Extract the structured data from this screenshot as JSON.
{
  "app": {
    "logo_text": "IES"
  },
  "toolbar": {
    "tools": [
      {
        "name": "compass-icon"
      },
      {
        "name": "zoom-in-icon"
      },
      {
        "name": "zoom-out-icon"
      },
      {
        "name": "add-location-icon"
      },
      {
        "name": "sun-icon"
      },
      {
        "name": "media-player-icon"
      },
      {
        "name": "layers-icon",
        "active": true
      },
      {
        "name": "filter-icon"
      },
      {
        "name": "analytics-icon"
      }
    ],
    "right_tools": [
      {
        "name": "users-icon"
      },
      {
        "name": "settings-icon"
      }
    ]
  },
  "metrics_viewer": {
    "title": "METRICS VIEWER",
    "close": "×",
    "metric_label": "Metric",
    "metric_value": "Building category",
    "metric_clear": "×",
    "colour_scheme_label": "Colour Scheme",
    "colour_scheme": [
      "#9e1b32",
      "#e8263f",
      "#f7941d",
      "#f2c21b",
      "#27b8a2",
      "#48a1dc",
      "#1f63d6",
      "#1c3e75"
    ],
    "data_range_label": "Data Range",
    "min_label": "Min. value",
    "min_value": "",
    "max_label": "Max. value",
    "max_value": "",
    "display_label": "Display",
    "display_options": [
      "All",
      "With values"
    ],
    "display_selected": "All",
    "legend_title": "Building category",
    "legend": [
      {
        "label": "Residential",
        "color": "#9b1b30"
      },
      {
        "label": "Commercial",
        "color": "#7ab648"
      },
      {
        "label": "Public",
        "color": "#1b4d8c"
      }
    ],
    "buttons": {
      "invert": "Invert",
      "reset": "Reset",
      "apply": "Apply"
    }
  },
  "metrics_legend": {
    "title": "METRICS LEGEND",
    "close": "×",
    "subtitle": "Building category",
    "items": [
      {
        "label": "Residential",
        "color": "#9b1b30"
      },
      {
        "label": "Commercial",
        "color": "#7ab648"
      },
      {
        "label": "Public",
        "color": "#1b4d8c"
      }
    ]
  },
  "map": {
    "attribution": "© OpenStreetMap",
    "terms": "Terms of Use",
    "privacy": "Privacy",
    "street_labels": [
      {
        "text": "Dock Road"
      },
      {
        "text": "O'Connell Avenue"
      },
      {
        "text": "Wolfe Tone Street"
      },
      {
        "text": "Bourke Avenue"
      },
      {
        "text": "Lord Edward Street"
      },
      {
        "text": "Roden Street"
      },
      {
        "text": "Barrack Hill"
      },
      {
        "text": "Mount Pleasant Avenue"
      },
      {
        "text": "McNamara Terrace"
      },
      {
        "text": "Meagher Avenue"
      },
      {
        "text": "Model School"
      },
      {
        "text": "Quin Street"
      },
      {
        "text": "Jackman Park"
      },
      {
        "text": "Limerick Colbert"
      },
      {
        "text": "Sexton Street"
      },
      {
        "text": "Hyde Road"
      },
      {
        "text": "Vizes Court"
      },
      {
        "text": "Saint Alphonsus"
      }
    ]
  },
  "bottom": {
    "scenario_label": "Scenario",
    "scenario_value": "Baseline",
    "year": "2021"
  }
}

What to do: Every record shown above should be written out again exactly.

Final result:
Extract the structured data from this screenshot as JSON.
{
  "app": {
    "logo_text": "IES"
  },
  "toolbar": {
    "tools": [
      {
        "name": "compass-icon"
      },
      {
        "name": "zoom-in-icon"
      },
      {
        "name": "zoom-out-icon"
      },
      {
        "name": "add-location-icon"
      },
      {
        "name": "sun-icon"
      },
      {
        "name": "media-player-icon"
      },
      {
        "name": "layers-icon",
        "active": true
      },
      {
        "name": "filter-icon"
      },
      {
        "name": "analytics-icon"
      }
    ],
    "right_tools": [
      {
        "name": "users-icon"
      },
      {
        "name": "settings-icon"
      }
    ]
  },
  "metrics_viewer": {
    "title": "METRICS VIEWER",
    "close": "×",
    "metric_label": "Metric",
    "metric_value": "Building category",
    "metric_clear": "×",
    "colour_scheme_label": "Colour Scheme",
    "colour_scheme": [
      "#9e1b32",
      "#e8263f",
      "#f7941d",
      "#f2c21b",
      "#27b8a2",
      "#48a1dc",
      "#1f63d6",
      "#1c3e75"
    ],
    "data_range_label": "Data Range",
    "min_label": "Min. value",
    "min_value": "",
    "max_label": "Max. value",
    "max_value": "",
    "display_label": "Display",
    "display_options": [
      "All",
      "With values"
    ],
    "display_selected": "All",
    "legend_title": "Building category",
    "legend": [
      {
        "label": "Residential",
        "color": "#9b1b30"
      },
      {
        "label": "Commercial",
        "color": "#7ab648"
      },
      {
        "label": "Public",
        "color": "#1b4d8c"
      }
    ],
    "buttons": {
      "invert": "Invert",
      "reset": "Reset",
      "apply": "Apply"
    }
  },
  "metrics_legend": {
    "title": "METRICS LEGEND",
    "close": "×",
    "subtitle": "Building category",
    "items": [
      {
        "label": "Residential",
        "color": "#9b1b30"
      },
      {
        "label": "Commercial",
        "color": "#7ab648"
      },
      {
        "label": "Public",
        "color": "#1b4d8c"
      }
    ]
  },
  "map": {
    "attribution": "© OpenStreetMap",
    "terms": "Terms of Use",
    "privacy": "Privacy",
    "street_labels": [
      {
        "text": "Dock Road"
      },
      {
        "text": "O'Connell Avenue"
      },
      {
        "text": "Wolfe Tone Street"
      },
      {
        "text": "Bourke Avenue"
      },
      {
        "text": "Lord Edward Street"
      },
      {
        "text": "Roden Street"
      },
      {
        "text": "Barrack Hill"
      },
      {
        "text": "Mount Pleasant Avenue"
      },
      {
        "text": "McNamara Terrace"
      },
      {
        "text": "Meagher Avenue"
      },
      {
        "text": "Model School"
      },
      {
        "text": "Quin Street"
      },
      {
        "text": "Jackman Park"
      },
      {
        "text": "Limerick Colbert"
      },
      {
        "text": "Sexton Street"
      },
      {
        "text": "Hyde Road"
      },
      {
        "text": "Vizes Court"
      },
      {
        "text": "Saint Alphonsus"
      }
    ]
  },
  "bottom": {
    "scenario_label": "Scenario",
    "scenario_value": "Baseline",
    "year": "2021"
  }
}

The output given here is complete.